[Input material]
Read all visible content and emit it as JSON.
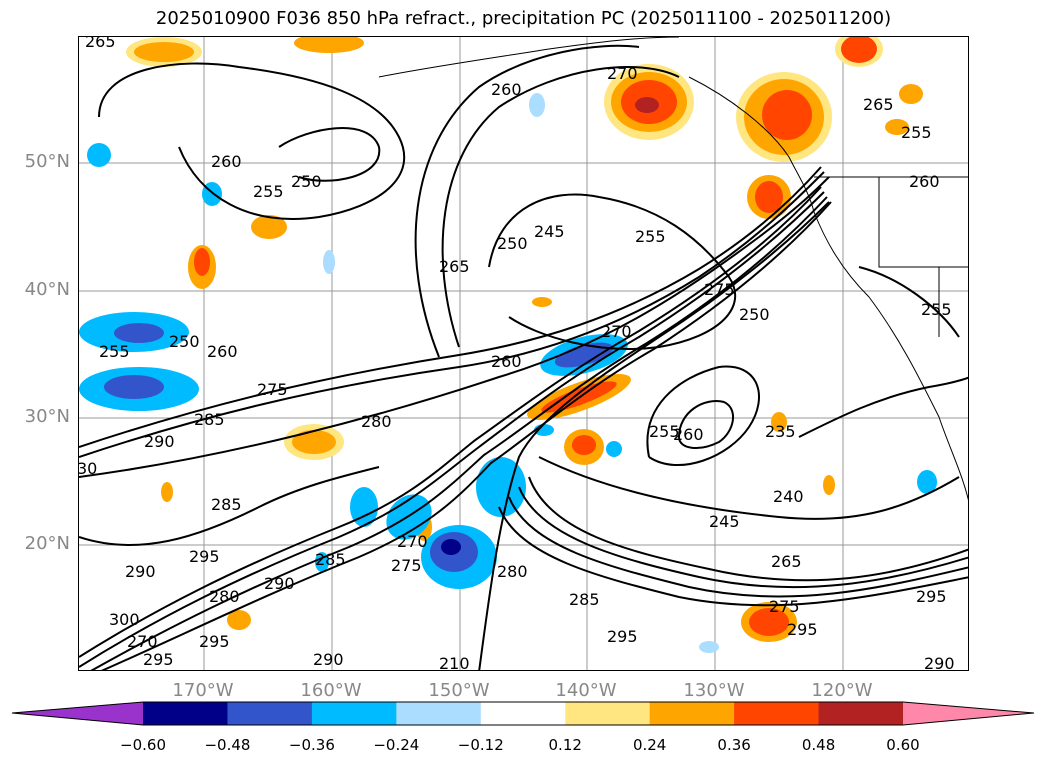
{
  "title": "2025010900 F036 850 hPa refract., precipitation PC (2025011100 - 2025011200)",
  "lat_labels": [
    "50°N",
    "40°N",
    "30°N",
    "20°N"
  ],
  "lon_labels": [
    "170°W",
    "160°W",
    "150°W",
    "140°W",
    "130°W",
    "120°W"
  ],
  "colorbar": {
    "ticks": [
      "−0.60",
      "−0.48",
      "−0.36",
      "−0.24",
      "−0.12",
      "0.12",
      "0.24",
      "0.36",
      "0.48",
      "0.60"
    ],
    "colors": [
      "#9933cc",
      "#000088",
      "#3355cc",
      "#00bbff",
      "#aaddff",
      "#ffffff",
      "#ffe680",
      "#ffa500",
      "#ff4500",
      "#b22222",
      "#ff88aa"
    ]
  },
  "contour_labels": [
    "265",
    "270",
    "260",
    "265",
    "255",
    "260",
    "255",
    "250",
    "265",
    "250",
    "245",
    "255",
    "275",
    "250",
    "260",
    "255",
    "250",
    "260",
    "270",
    "255",
    "260",
    "275",
    "285",
    "280",
    "290",
    "255",
    "260",
    "235",
    "240",
    "245",
    "285",
    "295",
    "290",
    "285",
    "280",
    "270",
    "275",
    "280",
    "290",
    "295",
    "300",
    "270",
    "295",
    "265",
    "275",
    "295",
    "285",
    "295",
    "290",
    "210",
    "290",
    "295",
    "30"
  ]
}
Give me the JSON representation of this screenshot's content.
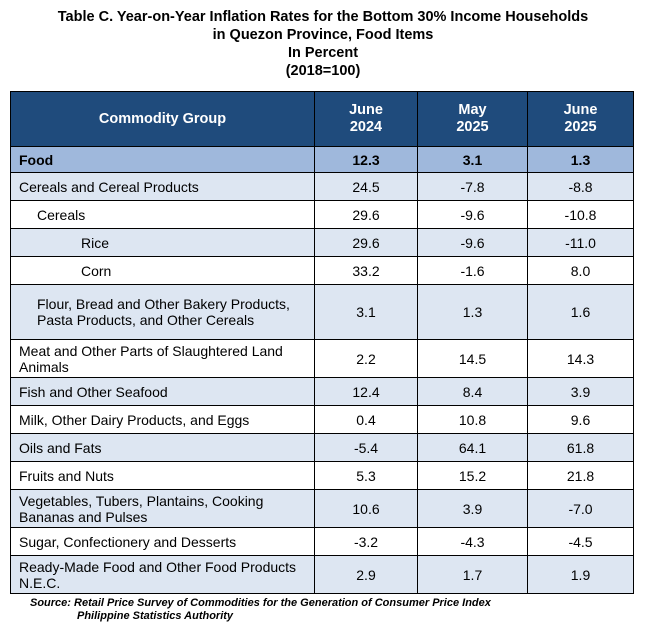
{
  "title": {
    "line1": "Table C. Year-on-Year Inflation Rates for the Bottom 30% Income Households",
    "line2": "in Quezon Province, Food Items",
    "line3": "In Percent",
    "line4": "(2018=100)"
  },
  "header": {
    "col0": "Commodity Group",
    "col1a": "June",
    "col1b": "2024",
    "col2a": "May",
    "col2b": "2025",
    "col3a": "June",
    "col3b": "2025"
  },
  "rows": [
    {
      "label": "Food",
      "v1": "12.3",
      "v2": "3.1",
      "v3": "1.3"
    },
    {
      "label": "Cereals and Cereal Products",
      "v1": "24.5",
      "v2": "-7.8",
      "v3": "-8.8"
    },
    {
      "label": "Cereals",
      "v1": "29.6",
      "v2": "-9.6",
      "v3": "-10.8"
    },
    {
      "label": "Rice",
      "v1": "29.6",
      "v2": "-9.6",
      "v3": "-11.0"
    },
    {
      "label": "Corn",
      "v1": "33.2",
      "v2": "-1.6",
      "v3": "8.0"
    },
    {
      "label": "Flour, Bread and Other Bakery Products, Pasta Products, and Other Cereals",
      "v1": "3.1",
      "v2": "1.3",
      "v3": "1.6"
    },
    {
      "label": "Meat and Other Parts of Slaughtered Land Animals",
      "v1": "2.2",
      "v2": "14.5",
      "v3": "14.3"
    },
    {
      "label": "Fish and Other Seafood",
      "v1": "12.4",
      "v2": "8.4",
      "v3": "3.9"
    },
    {
      "label": "Milk, Other Dairy Products, and Eggs",
      "v1": "0.4",
      "v2": "10.8",
      "v3": "9.6"
    },
    {
      "label": "Oils and Fats",
      "v1": "-5.4",
      "v2": "64.1",
      "v3": "61.8"
    },
    {
      "label": "Fruits and Nuts",
      "v1": "5.3",
      "v2": "15.2",
      "v3": "21.8"
    },
    {
      "label": "Vegetables, Tubers, Plantains, Cooking Bananas and Pulses",
      "v1": "10.6",
      "v2": "3.9",
      "v3": "-7.0"
    },
    {
      "label": "Sugar, Confectionery and Desserts",
      "v1": "-3.2",
      "v2": "-4.3",
      "v3": "-4.5"
    },
    {
      "label": "Ready-Made Food and Other Food Products N.E.C.",
      "v1": "2.9",
      "v2": "1.7",
      "v3": "1.9"
    }
  ],
  "source": {
    "line1": "Source: Retail Price Survey of Commodities for the Generation of Consumer Price Index",
    "line2": "Philippine Statistics Authority"
  },
  "colors": {
    "header_bg": "#1f4b7c",
    "food_bg": "#9fb8dc",
    "shade_bg": "#dde6f2"
  }
}
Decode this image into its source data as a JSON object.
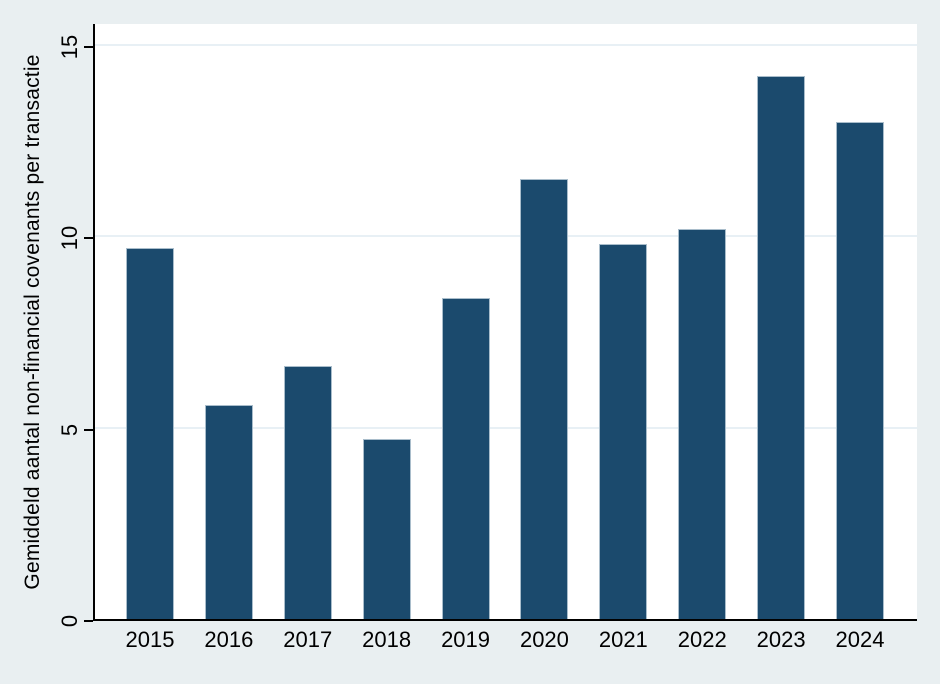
{
  "chart_data": {
    "type": "bar",
    "title": "",
    "categories": [
      "2015",
      "2016",
      "2017",
      "2018",
      "2019",
      "2020",
      "2021",
      "2022",
      "2023",
      "2024"
    ],
    "values": [
      9.7,
      5.6,
      6.6,
      4.7,
      8.4,
      11.5,
      9.8,
      10.2,
      14.2,
      13.0
    ],
    "xlabel": "",
    "ylabel": "Gemiddeld aantal non-financial covenants per transactie",
    "yticks": [
      0,
      5,
      10,
      15
    ],
    "ylim": [
      0,
      15.6
    ],
    "grid": "horizontal-only",
    "legend": "none",
    "colors": {
      "bar_fill": "#1b4a6d",
      "bar_outline": "#a9bdcb",
      "figure_background": "#e9eff1",
      "plot_background": "#ffffff",
      "gridline": "#e8f0f5",
      "axis": "#000000",
      "text": "#000000"
    }
  }
}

[Short problem]
Take the data above and repeat it exactly, leaving each picture out.

[The answer]
Read all visible content and emit it as JSON.
{
  "title": "2025010900 F036 850 hPa refract., precipitation PC (2025011100 - 2025011200)",
  "lat_labels": [
    "50°N",
    "40°N",
    "30°N",
    "20°N"
  ],
  "lon_labels": [
    "170°W",
    "160°W",
    "150°W",
    "140°W",
    "130°W",
    "120°W"
  ],
  "colorbar": {
    "ticks": [
      "−0.60",
      "−0.48",
      "−0.36",
      "−0.24",
      "−0.12",
      "0.12",
      "0.24",
      "0.36",
      "0.48",
      "0.60"
    ],
    "colors": [
      "#9933cc",
      "#000088",
      "#3355cc",
      "#00bbff",
      "#aaddff",
      "#ffffff",
      "#ffe680",
      "#ffa500",
      "#ff4500",
      "#b22222",
      "#ff88aa"
    ]
  },
  "contour_labels": [
    "265",
    "270",
    "260",
    "265",
    "255",
    "260",
    "255",
    "250",
    "265",
    "250",
    "245",
    "255",
    "275",
    "250",
    "260",
    "255",
    "250",
    "260",
    "270",
    "255",
    "260",
    "275",
    "285",
    "280",
    "290",
    "255",
    "260",
    "235",
    "240",
    "245",
    "285",
    "295",
    "290",
    "285",
    "280",
    "270",
    "275",
    "280",
    "290",
    "295",
    "300",
    "270",
    "295",
    "265",
    "275",
    "295",
    "285",
    "295",
    "290",
    "210",
    "290",
    "295",
    "30"
  ]
}
Give me the JSON representation of this screenshot's content.
{
  "title": {
    "line1": "Table C. Year-on-Year Inflation Rates for the Bottom 30% Income Households",
    "line2": "in Quezon Province, Food Items",
    "line3": "In Percent",
    "line4": "(2018=100)"
  },
  "header": {
    "col0": "Commodity Group",
    "col1a": "June",
    "col1b": "2024",
    "col2a": "May",
    "col2b": "2025",
    "col3a": "June",
    "col3b": "2025"
  },
  "rows": [
    {
      "label": "Food",
      "v1": "12.3",
      "v2": "3.1",
      "v3": "1.3"
    },
    {
      "label": "Cereals and Cereal Products",
      "v1": "24.5",
      "v2": "-7.8",
      "v3": "-8.8"
    },
    {
      "label": "Cereals",
      "v1": "29.6",
      "v2": "-9.6",
      "v3": "-10.8"
    },
    {
      "label": "Rice",
      "v1": "29.6",
      "v2": "-9.6",
      "v3": "-11.0"
    },
    {
      "label": "Corn",
      "v1": "33.2",
      "v2": "-1.6",
      "v3": "8.0"
    },
    {
      "label": "Flour, Bread and Other Bakery Products, Pasta Products, and Other Cereals",
      "v1": "3.1",
      "v2": "1.3",
      "v3": "1.6"
    },
    {
      "label": "Meat and Other Parts of Slaughtered Land Animals",
      "v1": "2.2",
      "v2": "14.5",
      "v3": "14.3"
    },
    {
      "label": "Fish and Other Seafood",
      "v1": "12.4",
      "v2": "8.4",
      "v3": "3.9"
    },
    {
      "label": "Milk, Other Dairy Products, and Eggs",
      "v1": "0.4",
      "v2": "10.8",
      "v3": "9.6"
    },
    {
      "label": "Oils and Fats",
      "v1": "-5.4",
      "v2": "64.1",
      "v3": "61.8"
    },
    {
      "label": "Fruits and Nuts",
      "v1": "5.3",
      "v2": "15.2",
      "v3": "21.8"
    },
    {
      "label": "Vegetables, Tubers, Plantains, Cooking Bananas and Pulses",
      "v1": "10.6",
      "v2": "3.9",
      "v3": "-7.0"
    },
    {
      "label": "Sugar, Confectionery and Desserts",
      "v1": "-3.2",
      "v2": "-4.3",
      "v3": "-4.5"
    },
    {
      "label": "Ready-Made Food and Other Food Products N.E.C.",
      "v1": "2.9",
      "v2": "1.7",
      "v3": "1.9"
    }
  ],
  "source": {
    "line1": "Source: Retail Price Survey of Commodities for the Generation of Consumer Price Index",
    "line2": "Philippine Statistics Authority"
  },
  "colors": {
    "header_bg": "#1f4b7c",
    "food_bg": "#9fb8dc",
    "shade_bg": "#dde6f2"
  }
}
Decode this image into its source data as a JSON object.
{
  "chart_data": {
    "type": "bar",
    "title": "",
    "categories": [
      "2015",
      "2016",
      "2017",
      "2018",
      "2019",
      "2020",
      "2021",
      "2022",
      "2023",
      "2024"
    ],
    "values": [
      9.7,
      5.6,
      6.6,
      4.7,
      8.4,
      11.5,
      9.8,
      10.2,
      14.2,
      13.0
    ],
    "xlabel": "",
    "ylabel": "Gemiddeld aantal non-financial covenants per transactie",
    "yticks": [
      0,
      5,
      10,
      15
    ],
    "ylim": [
      0,
      15.6
    ],
    "grid": "horizontal-only",
    "legend": "none",
    "colors": {
      "bar_fill": "#1b4a6d",
      "bar_outline": "#a9bdcb",
      "figure_background": "#e9eff1",
      "plot_background": "#ffffff",
      "gridline": "#e8f0f5",
      "axis": "#000000",
      "text": "#000000"
    }
  }
}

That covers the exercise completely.